§ Source text:
════════════════
Running Flink SQL statements

To view all running Flink SQL statements:

  • Access your Environment: flink_demo_terraform-XXXXXXXX
  • Select tab Flink (preview)
  • Select tab Flink statements
  • Filter by Status Running (see example below) image

Add MongoDB + Sink Connector

  • Run command: ./demo_mongo.sh

Stop Demo

  • Run command: ./demo_stop.sh

Demo details

  1. Create Environment on Confluent Cloud (https://confluent.cloud/) named flink_demo_terraform-XXXXXXXX (where XXXXXXXX is a random hexadecimal value, e.g., a492d37e)
  2. Create Schema Registry on AWS us-east-2
  3. Create Basic/single-zone Kafka cluster on AWS us-east-1 named cc-demo-cluster
  4. Create Flink Compute Pool standard_compute_pool-XXXXXXXX
  5. Create DataGen source connectors:
  • DSoC_pageviews sourcing data to the topic demo-pageviews, example:
{
  "viewtime": 1341,
  "userid": "User_6",
  "pageid": "Page_38"
}

Schema:
{
  "connect.name": "ksql.pageviews",
  "fields": [
    {
      "name": "viewtime",
      "type": "long"
    },
    {
      "name": "userid",
      "type": "string"
    },
    {
      "name": "pageid",
      "type": "string"
    }
  ],
  "name": "pageviews",
  "namespace": "ksql",
  "type": "record"
}
  • DSoC_credit_card sourcing data to the topic demo-credit-card, example:
{
  "timestamp": 1697881233780,
  "userid": "User_7",
  "amount": 386.90416643284493,
  "transaction_id": 6079,
  "credit_card_last_four": "8901"
════════════════
§ Written instruction: From the Flink demo text, quote the stretch from "Add MongoDB +" through "value, e.g., a492d37e)", keeping every character as it appears. Rely solely on the Flink demo text for what comes next, not on the material.

§ Extracted entries:
════════════════
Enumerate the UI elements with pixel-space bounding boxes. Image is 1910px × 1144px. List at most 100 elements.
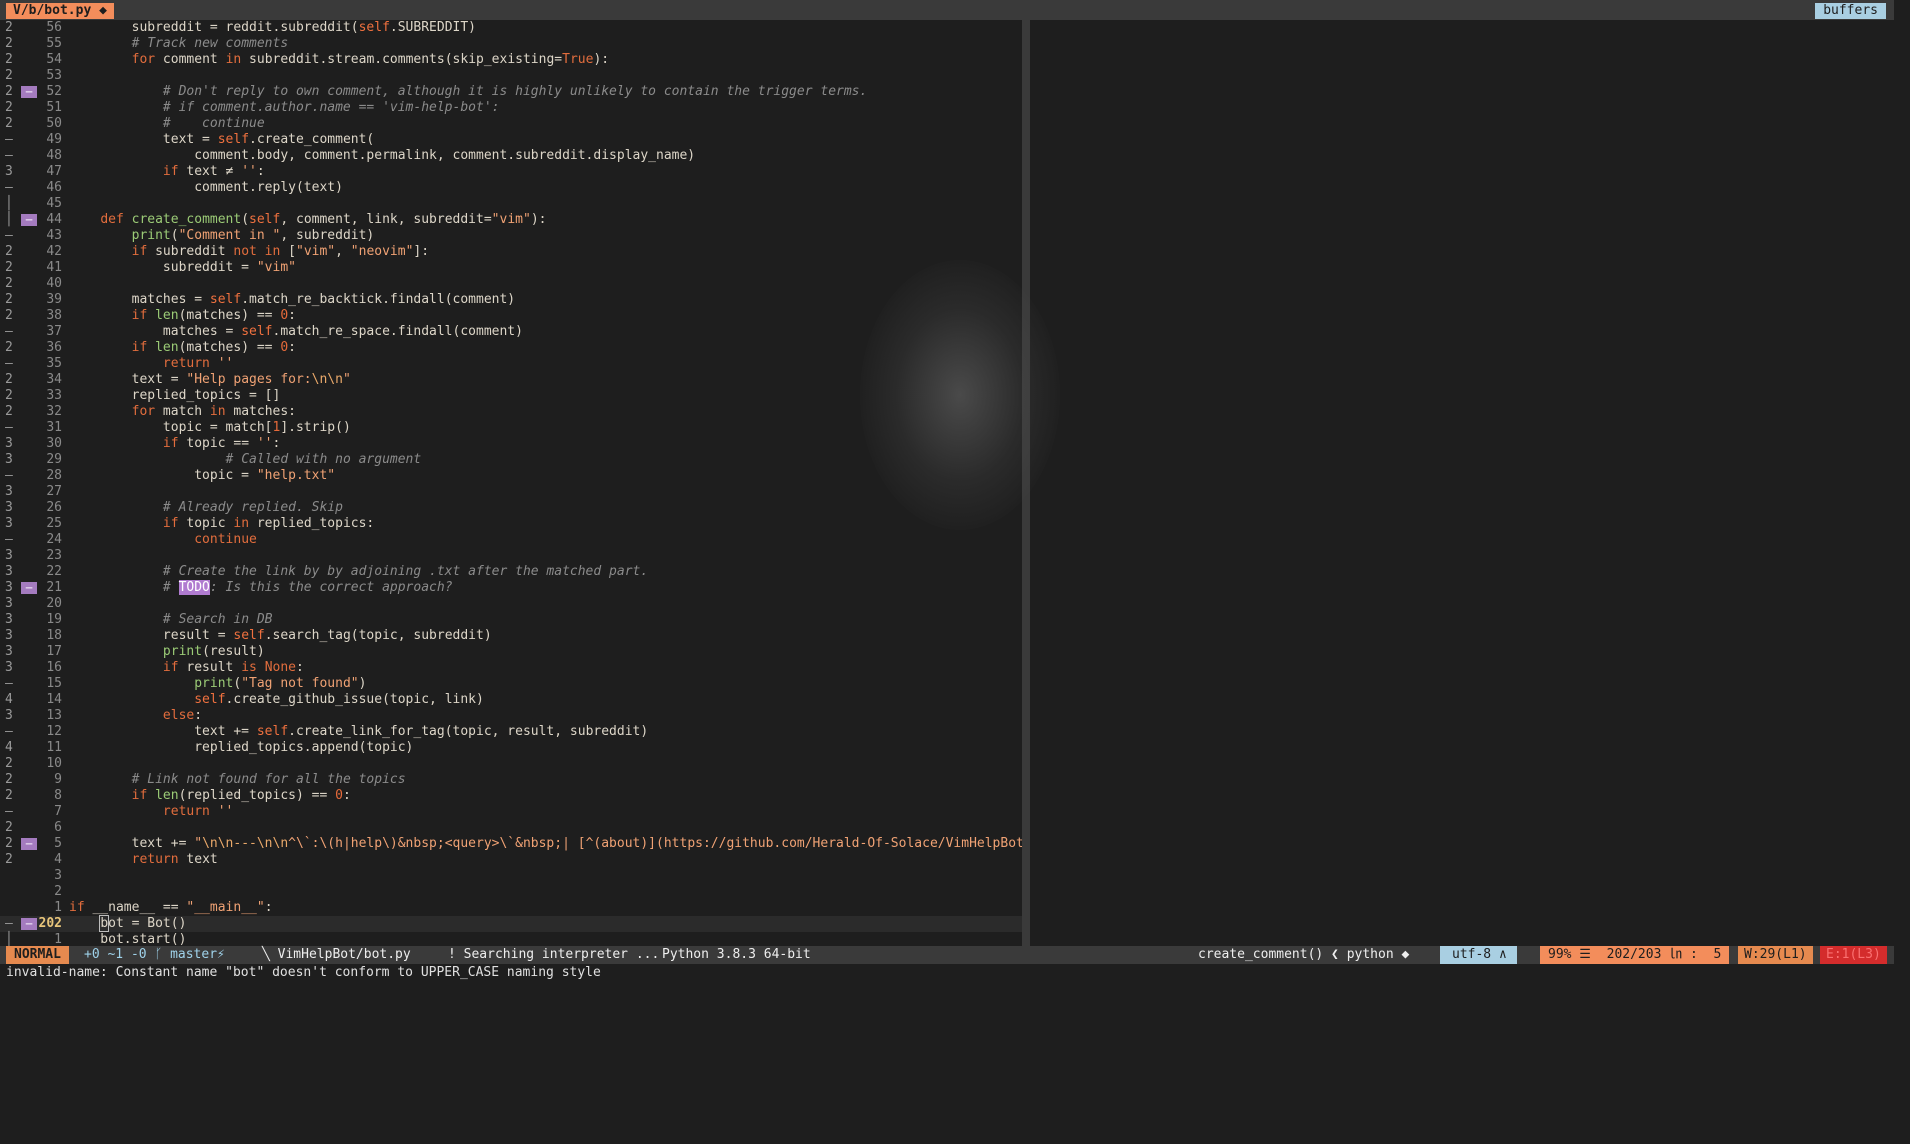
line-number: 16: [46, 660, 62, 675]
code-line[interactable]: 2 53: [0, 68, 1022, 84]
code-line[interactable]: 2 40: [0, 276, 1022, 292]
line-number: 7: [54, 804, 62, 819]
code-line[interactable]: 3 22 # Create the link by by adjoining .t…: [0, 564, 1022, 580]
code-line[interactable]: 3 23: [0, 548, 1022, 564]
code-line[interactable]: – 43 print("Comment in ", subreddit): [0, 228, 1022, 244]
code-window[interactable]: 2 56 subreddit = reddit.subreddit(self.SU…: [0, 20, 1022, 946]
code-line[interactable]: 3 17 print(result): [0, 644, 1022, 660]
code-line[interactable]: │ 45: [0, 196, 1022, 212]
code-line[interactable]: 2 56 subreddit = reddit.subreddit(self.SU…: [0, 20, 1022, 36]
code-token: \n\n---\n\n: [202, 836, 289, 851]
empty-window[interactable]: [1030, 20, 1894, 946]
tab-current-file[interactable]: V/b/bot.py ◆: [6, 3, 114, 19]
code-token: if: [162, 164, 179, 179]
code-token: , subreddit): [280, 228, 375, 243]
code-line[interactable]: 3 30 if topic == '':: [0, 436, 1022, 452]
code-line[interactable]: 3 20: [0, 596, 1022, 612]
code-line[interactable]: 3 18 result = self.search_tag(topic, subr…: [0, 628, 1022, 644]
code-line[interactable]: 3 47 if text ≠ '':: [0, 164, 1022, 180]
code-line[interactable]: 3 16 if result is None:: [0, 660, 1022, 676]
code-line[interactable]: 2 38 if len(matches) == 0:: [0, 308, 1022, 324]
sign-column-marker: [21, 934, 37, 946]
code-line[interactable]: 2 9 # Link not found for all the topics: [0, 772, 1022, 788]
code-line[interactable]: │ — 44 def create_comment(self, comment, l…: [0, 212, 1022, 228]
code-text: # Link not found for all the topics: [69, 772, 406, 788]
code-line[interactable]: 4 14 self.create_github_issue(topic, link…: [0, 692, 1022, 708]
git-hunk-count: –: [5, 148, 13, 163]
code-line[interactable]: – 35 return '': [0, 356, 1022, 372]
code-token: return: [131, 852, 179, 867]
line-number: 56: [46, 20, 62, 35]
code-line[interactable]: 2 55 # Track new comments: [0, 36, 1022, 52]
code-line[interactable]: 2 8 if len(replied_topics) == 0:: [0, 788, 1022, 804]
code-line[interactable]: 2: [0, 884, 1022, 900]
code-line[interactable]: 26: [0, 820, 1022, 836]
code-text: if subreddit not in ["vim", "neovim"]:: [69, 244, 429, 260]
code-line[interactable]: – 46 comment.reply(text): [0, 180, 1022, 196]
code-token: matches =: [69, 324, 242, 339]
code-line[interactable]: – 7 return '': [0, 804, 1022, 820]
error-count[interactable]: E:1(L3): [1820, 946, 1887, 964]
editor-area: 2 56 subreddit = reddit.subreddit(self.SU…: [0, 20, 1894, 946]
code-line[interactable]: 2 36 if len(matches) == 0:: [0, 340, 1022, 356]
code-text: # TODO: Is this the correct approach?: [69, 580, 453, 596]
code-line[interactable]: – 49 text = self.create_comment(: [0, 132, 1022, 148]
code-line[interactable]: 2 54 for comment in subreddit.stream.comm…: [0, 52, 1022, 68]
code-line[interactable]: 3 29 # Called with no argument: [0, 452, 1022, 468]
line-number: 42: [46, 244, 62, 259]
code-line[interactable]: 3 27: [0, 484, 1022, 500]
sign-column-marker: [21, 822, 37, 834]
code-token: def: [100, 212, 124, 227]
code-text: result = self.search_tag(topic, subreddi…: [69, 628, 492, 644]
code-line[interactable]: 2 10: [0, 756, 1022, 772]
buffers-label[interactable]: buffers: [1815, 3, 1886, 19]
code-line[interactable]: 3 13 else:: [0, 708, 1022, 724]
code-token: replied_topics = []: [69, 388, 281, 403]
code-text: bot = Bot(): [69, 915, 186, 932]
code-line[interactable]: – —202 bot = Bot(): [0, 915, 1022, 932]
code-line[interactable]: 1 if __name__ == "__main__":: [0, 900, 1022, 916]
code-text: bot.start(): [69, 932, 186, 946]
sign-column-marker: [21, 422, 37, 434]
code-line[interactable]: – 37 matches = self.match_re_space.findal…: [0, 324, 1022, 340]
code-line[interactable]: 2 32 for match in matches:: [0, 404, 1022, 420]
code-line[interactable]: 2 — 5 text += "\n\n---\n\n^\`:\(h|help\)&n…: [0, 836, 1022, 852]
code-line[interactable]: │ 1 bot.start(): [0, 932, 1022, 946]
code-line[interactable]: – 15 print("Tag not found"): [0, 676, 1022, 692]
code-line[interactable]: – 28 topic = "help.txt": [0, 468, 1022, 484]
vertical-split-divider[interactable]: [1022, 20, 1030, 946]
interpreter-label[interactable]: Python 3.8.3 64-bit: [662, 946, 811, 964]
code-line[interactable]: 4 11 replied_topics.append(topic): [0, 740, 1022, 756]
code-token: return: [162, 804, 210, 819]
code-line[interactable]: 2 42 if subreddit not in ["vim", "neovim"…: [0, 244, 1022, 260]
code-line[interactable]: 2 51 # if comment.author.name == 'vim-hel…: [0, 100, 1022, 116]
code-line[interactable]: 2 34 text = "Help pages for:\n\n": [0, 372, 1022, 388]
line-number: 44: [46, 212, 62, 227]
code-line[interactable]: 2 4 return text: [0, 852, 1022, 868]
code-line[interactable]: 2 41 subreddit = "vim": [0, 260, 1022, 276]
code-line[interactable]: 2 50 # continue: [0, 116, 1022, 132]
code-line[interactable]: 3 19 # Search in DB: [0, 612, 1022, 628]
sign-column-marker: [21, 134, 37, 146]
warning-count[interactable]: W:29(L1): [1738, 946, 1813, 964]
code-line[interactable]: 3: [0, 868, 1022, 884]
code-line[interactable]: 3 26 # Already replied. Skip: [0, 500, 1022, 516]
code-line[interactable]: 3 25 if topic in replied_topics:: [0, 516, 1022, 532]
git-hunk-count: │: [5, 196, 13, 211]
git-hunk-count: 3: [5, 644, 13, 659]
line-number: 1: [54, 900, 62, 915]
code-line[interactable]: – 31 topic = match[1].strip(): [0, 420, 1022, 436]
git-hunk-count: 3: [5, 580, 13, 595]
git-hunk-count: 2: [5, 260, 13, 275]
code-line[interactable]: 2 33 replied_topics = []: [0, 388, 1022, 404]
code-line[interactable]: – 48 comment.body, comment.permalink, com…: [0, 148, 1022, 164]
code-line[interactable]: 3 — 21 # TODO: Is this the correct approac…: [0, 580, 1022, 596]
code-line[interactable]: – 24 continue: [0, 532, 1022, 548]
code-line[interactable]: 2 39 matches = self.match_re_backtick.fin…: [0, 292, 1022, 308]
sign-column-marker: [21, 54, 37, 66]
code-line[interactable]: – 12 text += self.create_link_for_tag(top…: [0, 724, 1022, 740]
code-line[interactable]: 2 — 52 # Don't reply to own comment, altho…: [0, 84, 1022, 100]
════════════════
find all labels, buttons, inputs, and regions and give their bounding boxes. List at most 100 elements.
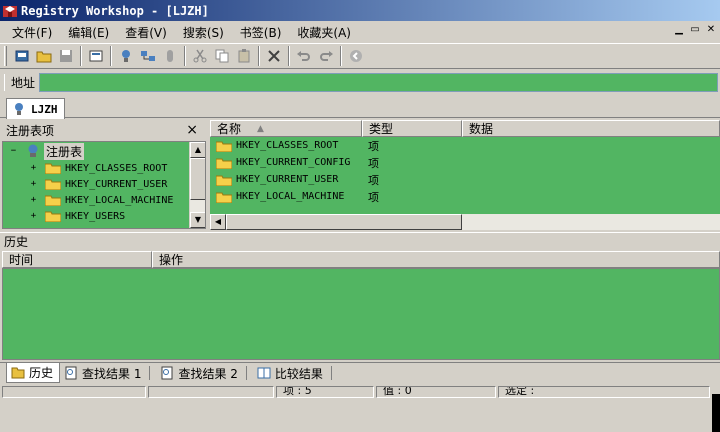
════════════════
§ Right answer:
Add MongoDB + Sink Connector

  • Run command: ./demo_mongo.sh

Stop Demo

  • Run command: ./demo_stop.sh

Demo details

  1. Create Environment on Confluent Cloud (https://confluent.cloud/) named flink_demo_terraform-XXXXXXXX (where XXXXXXXX is a random hexadecimal value, e.g., a492d37e)